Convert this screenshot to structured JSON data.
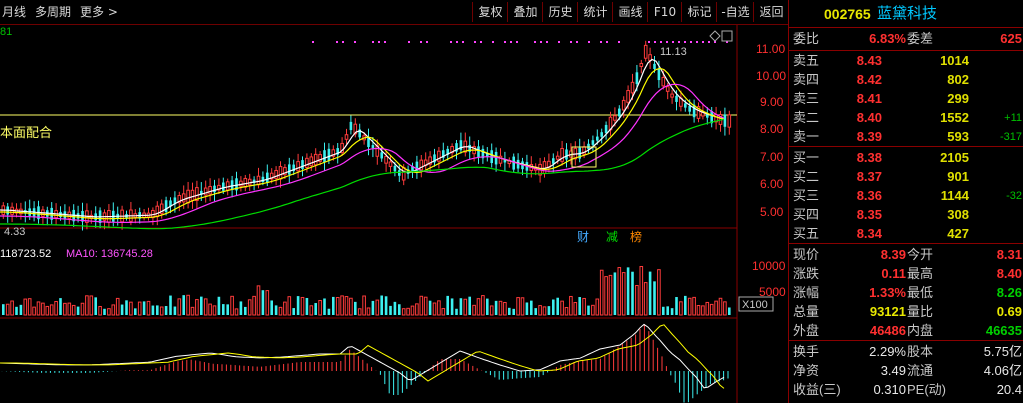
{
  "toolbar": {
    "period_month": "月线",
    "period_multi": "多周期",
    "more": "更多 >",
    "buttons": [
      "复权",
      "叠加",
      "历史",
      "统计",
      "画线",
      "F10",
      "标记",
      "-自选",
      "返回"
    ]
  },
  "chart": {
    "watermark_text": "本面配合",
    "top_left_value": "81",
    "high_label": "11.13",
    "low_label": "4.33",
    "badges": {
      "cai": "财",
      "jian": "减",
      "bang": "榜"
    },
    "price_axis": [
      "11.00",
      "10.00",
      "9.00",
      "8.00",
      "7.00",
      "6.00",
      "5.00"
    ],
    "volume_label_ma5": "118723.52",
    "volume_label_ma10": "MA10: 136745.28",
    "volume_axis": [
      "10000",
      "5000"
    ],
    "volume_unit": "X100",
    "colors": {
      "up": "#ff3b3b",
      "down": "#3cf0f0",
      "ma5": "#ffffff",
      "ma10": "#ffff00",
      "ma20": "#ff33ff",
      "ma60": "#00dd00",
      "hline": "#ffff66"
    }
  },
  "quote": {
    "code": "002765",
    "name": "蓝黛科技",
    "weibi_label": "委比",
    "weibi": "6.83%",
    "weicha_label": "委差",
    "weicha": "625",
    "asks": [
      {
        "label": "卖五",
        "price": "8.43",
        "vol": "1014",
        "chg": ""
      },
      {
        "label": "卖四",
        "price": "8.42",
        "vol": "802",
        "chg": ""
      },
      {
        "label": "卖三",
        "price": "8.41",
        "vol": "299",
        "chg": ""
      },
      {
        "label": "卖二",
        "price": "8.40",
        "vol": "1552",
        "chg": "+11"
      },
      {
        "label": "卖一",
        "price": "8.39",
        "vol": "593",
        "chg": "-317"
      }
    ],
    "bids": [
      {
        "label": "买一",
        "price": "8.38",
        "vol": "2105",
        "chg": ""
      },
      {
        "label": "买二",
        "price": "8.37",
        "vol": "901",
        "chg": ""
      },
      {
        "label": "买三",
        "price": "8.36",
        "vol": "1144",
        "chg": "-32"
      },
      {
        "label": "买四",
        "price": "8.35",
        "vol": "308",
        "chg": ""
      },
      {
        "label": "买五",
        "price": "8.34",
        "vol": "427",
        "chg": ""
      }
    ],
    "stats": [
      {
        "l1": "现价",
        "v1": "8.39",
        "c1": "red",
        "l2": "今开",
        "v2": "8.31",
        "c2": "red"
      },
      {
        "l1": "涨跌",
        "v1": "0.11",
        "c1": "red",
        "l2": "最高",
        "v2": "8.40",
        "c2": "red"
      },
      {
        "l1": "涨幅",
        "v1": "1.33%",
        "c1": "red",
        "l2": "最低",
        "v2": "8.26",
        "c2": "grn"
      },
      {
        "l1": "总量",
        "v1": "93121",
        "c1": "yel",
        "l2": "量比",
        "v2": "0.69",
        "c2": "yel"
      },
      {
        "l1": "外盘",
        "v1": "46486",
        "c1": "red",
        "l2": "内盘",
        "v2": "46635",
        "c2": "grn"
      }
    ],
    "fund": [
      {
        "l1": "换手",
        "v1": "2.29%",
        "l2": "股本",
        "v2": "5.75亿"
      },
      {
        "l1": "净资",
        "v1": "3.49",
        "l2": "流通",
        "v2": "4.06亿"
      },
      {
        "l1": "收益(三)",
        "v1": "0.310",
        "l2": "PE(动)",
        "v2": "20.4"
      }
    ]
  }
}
☆ ☆ ☆ ☆ ☆ ☆ ☆
• _What needs to be done_: The entries above should be reproduced exactly, without their pictures.

• _Result_:
Convert this screenshot to structured JSON data.
{
  "toolbar": {
    "period_month": "月线",
    "period_multi": "多周期",
    "more": "更多 >",
    "buttons": [
      "复权",
      "叠加",
      "历史",
      "统计",
      "画线",
      "F10",
      "标记",
      "-自选",
      "返回"
    ]
  },
  "chart": {
    "watermark_text": "本面配合",
    "top_left_value": "81",
    "high_label": "11.13",
    "low_label": "4.33",
    "badges": {
      "cai": "财",
      "jian": "减",
      "bang": "榜"
    },
    "price_axis": [
      "11.00",
      "10.00",
      "9.00",
      "8.00",
      "7.00",
      "6.00",
      "5.00"
    ],
    "volume_label_ma5": "118723.52",
    "volume_label_ma10": "MA10: 136745.28",
    "volume_axis": [
      "10000",
      "5000"
    ],
    "volume_unit": "X100",
    "colors": {
      "up": "#ff3b3b",
      "down": "#3cf0f0",
      "ma5": "#ffffff",
      "ma10": "#ffff00",
      "ma20": "#ff33ff",
      "ma60": "#00dd00",
      "hline": "#ffff66"
    }
  },
  "quote": {
    "code": "002765",
    "name": "蓝黛科技",
    "weibi_label": "委比",
    "weibi": "6.83%",
    "weicha_label": "委差",
    "weicha": "625",
    "asks": [
      {
        "label": "卖五",
        "price": "8.43",
        "vol": "1014",
        "chg": ""
      },
      {
        "label": "卖四",
        "price": "8.42",
        "vol": "802",
        "chg": ""
      },
      {
        "label": "卖三",
        "price": "8.41",
        "vol": "299",
        "chg": ""
      },
      {
        "label": "卖二",
        "price": "8.40",
        "vol": "1552",
        "chg": "+11"
      },
      {
        "label": "卖一",
        "price": "8.39",
        "vol": "593",
        "chg": "-317"
      }
    ],
    "bids": [
      {
        "label": "买一",
        "price": "8.38",
        "vol": "2105",
        "chg": ""
      },
      {
        "label": "买二",
        "price": "8.37",
        "vol": "901",
        "chg": ""
      },
      {
        "label": "买三",
        "price": "8.36",
        "vol": "1144",
        "chg": "-32"
      },
      {
        "label": "买四",
        "price": "8.35",
        "vol": "308",
        "chg": ""
      },
      {
        "label": "买五",
        "price": "8.34",
        "vol": "427",
        "chg": ""
      }
    ],
    "stats": [
      {
        "l1": "现价",
        "v1": "8.39",
        "c1": "red",
        "l2": "今开",
        "v2": "8.31",
        "c2": "red"
      },
      {
        "l1": "涨跌",
        "v1": "0.11",
        "c1": "red",
        "l2": "最高",
        "v2": "8.40",
        "c2": "red"
      },
      {
        "l1": "涨幅",
        "v1": "1.33%",
        "c1": "red",
        "l2": "最低",
        "v2": "8.26",
        "c2": "grn"
      },
      {
        "l1": "总量",
        "v1": "93121",
        "c1": "yel",
        "l2": "量比",
        "v2": "0.69",
        "c2": "yel"
      },
      {
        "l1": "外盘",
        "v1": "46486",
        "c1": "red",
        "l2": "内盘",
        "v2": "46635",
        "c2": "grn"
      }
    ],
    "fund": [
      {
        "l1": "换手",
        "v1": "2.29%",
        "l2": "股本",
        "v2": "5.75亿"
      },
      {
        "l1": "净资",
        "v1": "3.49",
        "l2": "流通",
        "v2": "4.06亿"
      },
      {
        "l1": "收益(三)",
        "v1": "0.310",
        "l2": "PE(动)",
        "v2": "20.4"
      }
    ]
  }
}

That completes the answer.